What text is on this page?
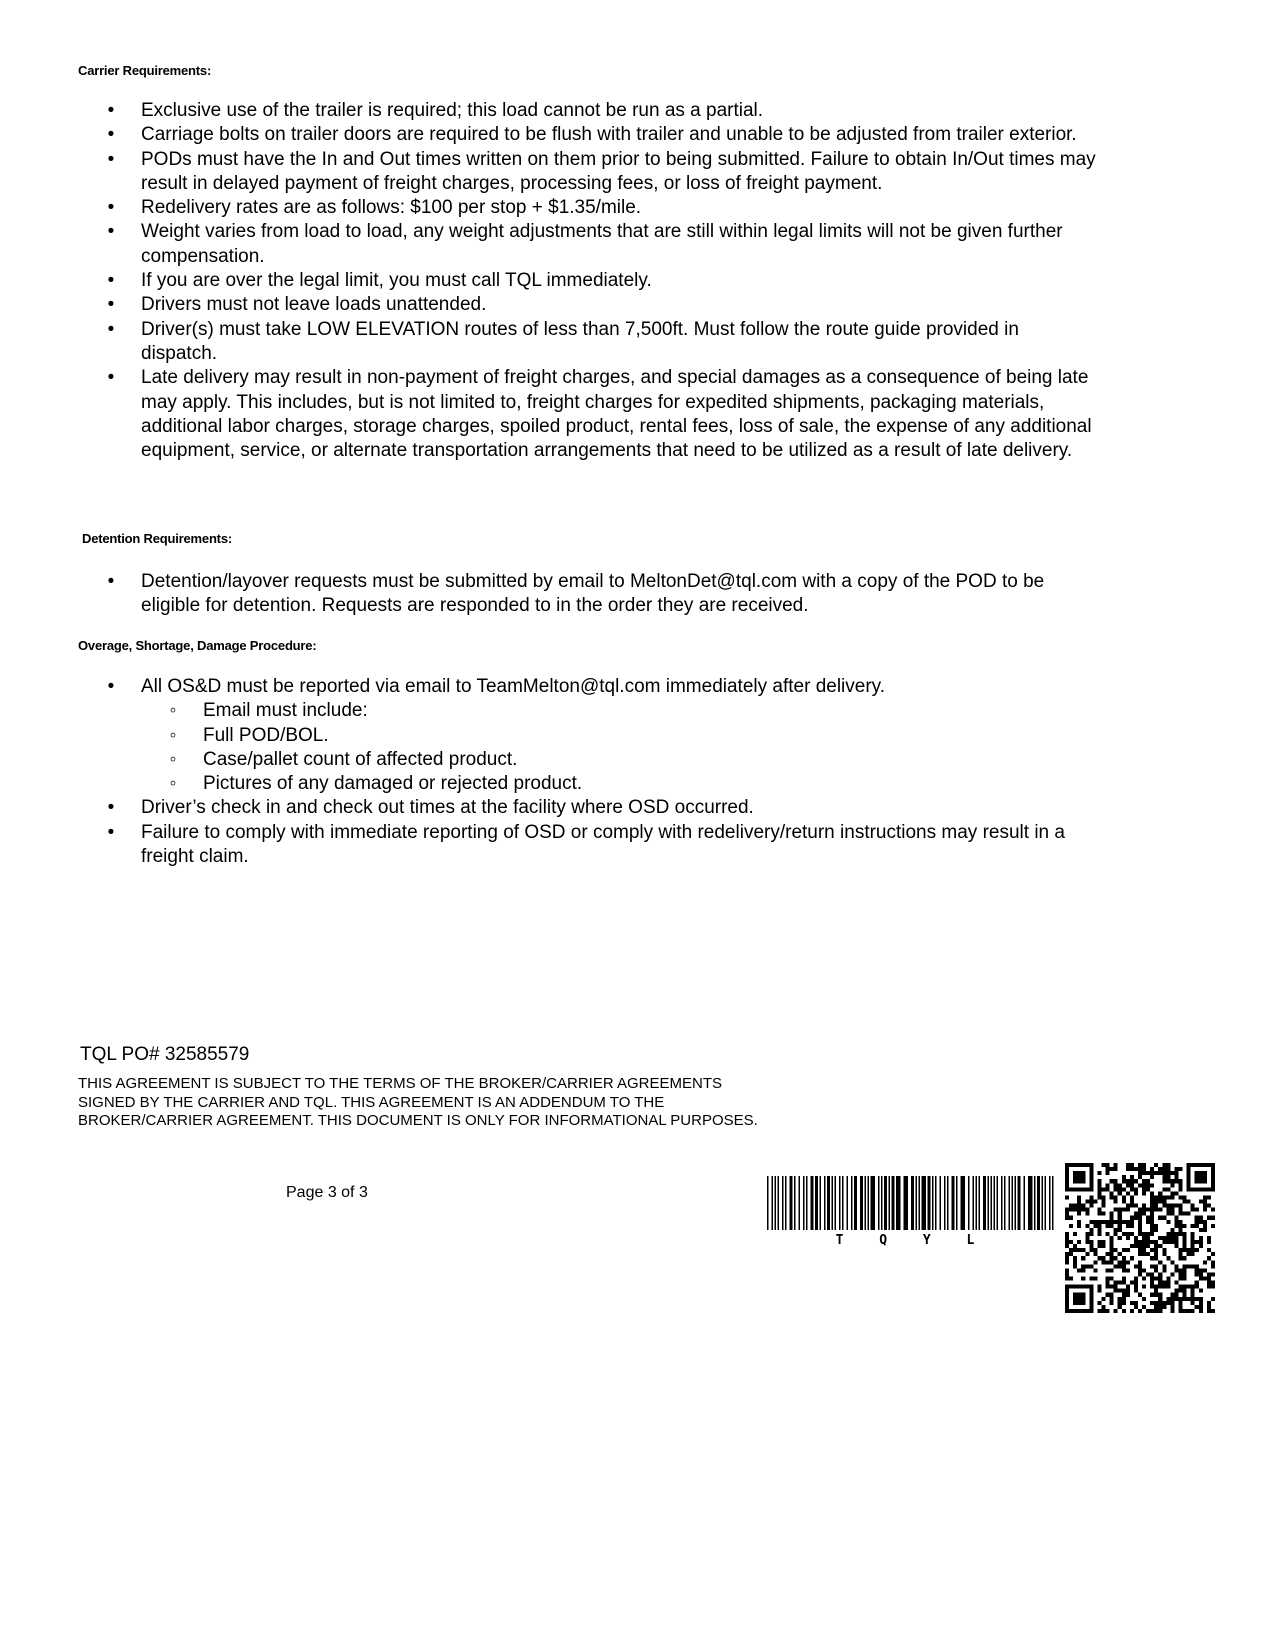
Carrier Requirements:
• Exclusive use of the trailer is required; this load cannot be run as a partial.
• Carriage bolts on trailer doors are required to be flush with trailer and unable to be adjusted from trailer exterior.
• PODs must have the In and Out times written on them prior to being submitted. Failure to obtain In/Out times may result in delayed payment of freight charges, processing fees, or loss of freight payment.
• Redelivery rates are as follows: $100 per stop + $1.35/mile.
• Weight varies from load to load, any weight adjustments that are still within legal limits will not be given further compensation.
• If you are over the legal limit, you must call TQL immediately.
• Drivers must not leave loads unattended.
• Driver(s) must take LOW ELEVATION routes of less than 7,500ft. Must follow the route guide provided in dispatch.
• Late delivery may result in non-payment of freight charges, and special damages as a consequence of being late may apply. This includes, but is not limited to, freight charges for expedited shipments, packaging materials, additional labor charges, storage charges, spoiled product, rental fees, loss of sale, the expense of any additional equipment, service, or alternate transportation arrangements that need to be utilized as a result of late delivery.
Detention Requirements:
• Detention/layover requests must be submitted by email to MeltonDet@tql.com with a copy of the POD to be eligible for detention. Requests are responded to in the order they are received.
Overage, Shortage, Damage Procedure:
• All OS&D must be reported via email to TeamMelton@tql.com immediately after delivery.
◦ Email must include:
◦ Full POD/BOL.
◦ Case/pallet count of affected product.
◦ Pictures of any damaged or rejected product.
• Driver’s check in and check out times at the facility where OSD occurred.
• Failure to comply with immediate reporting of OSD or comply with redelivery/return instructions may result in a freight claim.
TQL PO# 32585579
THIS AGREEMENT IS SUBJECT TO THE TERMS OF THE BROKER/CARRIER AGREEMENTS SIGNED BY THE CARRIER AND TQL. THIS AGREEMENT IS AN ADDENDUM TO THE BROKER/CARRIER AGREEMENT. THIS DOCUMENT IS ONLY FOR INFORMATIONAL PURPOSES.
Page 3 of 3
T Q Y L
---------------
*Work to complete*. Show every line of the records above that contains the word "charges".

*Exercise solution*.
• PODs must have the In and Out times written on them prior to being submitted. Failure to obtain In/Out times may result in delayed payment of freight charges, processing fees, or loss of freight payment.
• Late delivery may result in non-payment of freight charges, and special damages as a consequence of being late may apply. This includes, but is not limited to, freight charges for expedited shipments, packaging materials, additional labor charges, storage charges, spoiled product, rental fees, loss of sale, the expense of any additional equipment, service, or alternate transportation arrangements that need to be utilized as a result of late delivery.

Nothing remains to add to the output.